Work item -> What are the lines, written out exactly, from the one containing "OCR this image." to the end of the entries below? Include both ends and nothing more.

Record set ->
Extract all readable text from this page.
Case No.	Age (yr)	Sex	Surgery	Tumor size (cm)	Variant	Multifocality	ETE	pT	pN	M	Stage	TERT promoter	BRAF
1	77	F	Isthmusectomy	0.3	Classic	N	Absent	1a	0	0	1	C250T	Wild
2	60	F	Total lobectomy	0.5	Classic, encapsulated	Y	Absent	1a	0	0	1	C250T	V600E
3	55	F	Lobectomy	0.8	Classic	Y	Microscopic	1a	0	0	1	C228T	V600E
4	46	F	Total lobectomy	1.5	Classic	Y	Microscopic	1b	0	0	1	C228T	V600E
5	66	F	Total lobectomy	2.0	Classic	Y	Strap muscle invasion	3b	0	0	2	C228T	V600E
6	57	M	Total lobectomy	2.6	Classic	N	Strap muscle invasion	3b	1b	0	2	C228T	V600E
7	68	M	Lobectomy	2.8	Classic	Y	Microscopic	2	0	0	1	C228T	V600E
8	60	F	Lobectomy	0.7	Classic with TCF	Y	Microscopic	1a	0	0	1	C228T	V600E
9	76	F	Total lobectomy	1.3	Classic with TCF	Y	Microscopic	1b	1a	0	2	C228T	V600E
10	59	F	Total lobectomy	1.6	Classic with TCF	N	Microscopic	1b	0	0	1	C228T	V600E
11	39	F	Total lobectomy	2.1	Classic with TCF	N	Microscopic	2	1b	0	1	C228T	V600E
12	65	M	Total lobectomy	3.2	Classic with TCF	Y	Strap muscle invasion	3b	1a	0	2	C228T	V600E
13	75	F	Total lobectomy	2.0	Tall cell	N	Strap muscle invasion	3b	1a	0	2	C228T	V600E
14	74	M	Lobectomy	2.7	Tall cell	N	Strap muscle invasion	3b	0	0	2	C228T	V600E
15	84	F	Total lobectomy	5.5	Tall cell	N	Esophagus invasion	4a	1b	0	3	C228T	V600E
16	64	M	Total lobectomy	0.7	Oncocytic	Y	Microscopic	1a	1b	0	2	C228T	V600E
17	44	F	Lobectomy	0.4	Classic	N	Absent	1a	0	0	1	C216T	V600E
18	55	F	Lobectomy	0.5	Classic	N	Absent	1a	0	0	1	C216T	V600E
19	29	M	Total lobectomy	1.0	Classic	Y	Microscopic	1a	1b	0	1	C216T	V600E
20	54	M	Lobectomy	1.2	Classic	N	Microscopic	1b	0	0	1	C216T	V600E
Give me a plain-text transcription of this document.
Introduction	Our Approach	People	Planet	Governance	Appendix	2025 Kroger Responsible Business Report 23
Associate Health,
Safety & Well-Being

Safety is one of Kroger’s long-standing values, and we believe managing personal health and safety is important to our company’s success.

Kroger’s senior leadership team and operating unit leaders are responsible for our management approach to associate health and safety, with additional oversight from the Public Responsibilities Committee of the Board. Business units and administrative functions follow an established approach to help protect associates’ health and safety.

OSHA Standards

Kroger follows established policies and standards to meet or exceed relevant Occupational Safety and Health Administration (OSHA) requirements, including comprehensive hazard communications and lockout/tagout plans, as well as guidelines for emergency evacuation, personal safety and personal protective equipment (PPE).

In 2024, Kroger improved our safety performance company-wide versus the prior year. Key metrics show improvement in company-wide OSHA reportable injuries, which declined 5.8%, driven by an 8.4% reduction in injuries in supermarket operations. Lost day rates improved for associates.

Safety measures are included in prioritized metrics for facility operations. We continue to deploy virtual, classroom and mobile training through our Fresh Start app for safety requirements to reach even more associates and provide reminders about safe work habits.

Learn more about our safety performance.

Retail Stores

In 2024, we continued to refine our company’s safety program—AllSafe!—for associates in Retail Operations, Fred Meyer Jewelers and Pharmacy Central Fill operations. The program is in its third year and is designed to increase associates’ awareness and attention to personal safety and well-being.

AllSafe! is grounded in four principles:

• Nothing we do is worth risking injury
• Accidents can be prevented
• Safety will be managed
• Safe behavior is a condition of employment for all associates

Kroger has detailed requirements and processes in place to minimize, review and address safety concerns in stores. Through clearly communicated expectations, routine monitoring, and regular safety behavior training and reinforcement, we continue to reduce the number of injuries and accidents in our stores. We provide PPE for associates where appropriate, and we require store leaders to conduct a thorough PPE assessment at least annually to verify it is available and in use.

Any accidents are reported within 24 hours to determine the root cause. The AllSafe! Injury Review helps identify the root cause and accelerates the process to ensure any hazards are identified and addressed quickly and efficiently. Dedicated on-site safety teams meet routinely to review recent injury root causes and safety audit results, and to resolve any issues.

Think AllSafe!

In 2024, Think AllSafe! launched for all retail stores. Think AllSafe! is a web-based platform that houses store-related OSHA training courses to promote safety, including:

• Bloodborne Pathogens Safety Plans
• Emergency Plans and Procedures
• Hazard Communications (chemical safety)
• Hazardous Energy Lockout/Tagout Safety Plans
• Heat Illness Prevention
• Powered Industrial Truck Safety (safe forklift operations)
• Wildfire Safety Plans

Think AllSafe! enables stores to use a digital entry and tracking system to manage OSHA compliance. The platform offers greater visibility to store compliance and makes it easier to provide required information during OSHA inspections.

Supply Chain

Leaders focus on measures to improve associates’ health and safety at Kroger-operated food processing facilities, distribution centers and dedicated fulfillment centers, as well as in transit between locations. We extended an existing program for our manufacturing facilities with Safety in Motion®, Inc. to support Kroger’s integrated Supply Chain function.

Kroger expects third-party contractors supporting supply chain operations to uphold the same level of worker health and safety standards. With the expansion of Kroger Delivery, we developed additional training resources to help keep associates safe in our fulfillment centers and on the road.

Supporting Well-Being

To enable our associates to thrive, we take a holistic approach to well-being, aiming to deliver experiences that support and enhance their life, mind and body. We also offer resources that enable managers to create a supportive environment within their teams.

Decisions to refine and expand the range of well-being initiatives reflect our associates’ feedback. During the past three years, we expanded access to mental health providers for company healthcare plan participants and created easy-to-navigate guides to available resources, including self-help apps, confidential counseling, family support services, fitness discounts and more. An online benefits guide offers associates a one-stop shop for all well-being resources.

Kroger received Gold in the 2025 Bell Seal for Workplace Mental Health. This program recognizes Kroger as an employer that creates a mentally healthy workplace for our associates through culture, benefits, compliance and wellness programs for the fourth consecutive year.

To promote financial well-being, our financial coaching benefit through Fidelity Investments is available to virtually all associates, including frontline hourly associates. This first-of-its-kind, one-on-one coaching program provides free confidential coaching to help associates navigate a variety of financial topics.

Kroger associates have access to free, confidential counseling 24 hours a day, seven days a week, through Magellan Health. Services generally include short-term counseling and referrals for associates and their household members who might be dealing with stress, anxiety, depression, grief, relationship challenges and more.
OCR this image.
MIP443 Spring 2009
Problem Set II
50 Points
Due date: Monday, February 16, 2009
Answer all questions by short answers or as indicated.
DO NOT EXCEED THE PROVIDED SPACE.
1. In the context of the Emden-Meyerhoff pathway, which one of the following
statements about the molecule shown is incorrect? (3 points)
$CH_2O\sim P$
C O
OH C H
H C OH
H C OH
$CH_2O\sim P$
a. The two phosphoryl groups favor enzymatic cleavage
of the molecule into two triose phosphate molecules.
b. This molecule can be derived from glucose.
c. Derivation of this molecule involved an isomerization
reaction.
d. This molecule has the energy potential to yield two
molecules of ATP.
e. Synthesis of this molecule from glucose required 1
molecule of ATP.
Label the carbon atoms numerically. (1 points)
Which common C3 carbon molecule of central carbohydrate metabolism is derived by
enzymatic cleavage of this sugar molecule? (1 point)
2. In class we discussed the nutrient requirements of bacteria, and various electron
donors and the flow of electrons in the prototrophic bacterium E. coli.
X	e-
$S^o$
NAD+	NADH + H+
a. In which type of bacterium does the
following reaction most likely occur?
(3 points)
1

Task output ->
OCR this image.
MIP443 Spring 2009
Problem Set II
50 Points
Due date: Monday, February 16, 2009
Answer all questions by short answers or as indicated.
DO NOT EXCEED THE PROVIDED SPACE.
1. In the context of the Emden-Meyerhoff pathway, which one of the following
statements about the molecule shown is incorrect? (3 points)
$CH_2O\sim P$
C O
OH C H
H C OH
H C OH
$CH_2O\sim P$
a. The two phosphoryl groups favor enzymatic cleavage
of the molecule into two triose phosphate molecules.
b. This molecule can be derived from glucose.
c. Derivation of this molecule involved an isomerization
reaction.
d. This molecule has the energy potential to yield two
molecules of ATP.
e. Synthesis of this molecule from glucose required 1
molecule of ATP.
Label the carbon atoms numerically. (1 points)
Which common C3 carbon molecule of central carbohydrate metabolism is derived by
enzymatic cleavage of this sugar molecule? (1 point)
2. In class we discussed the nutrient requirements of bacteria, and various electron
donors and the flow of electrons in the prototrophic bacterium E. coli.
X	e-
$S^o$
NAD+	NADH + H+
a. In which type of bacterium does the
following reaction most likely occur?
(3 points)
1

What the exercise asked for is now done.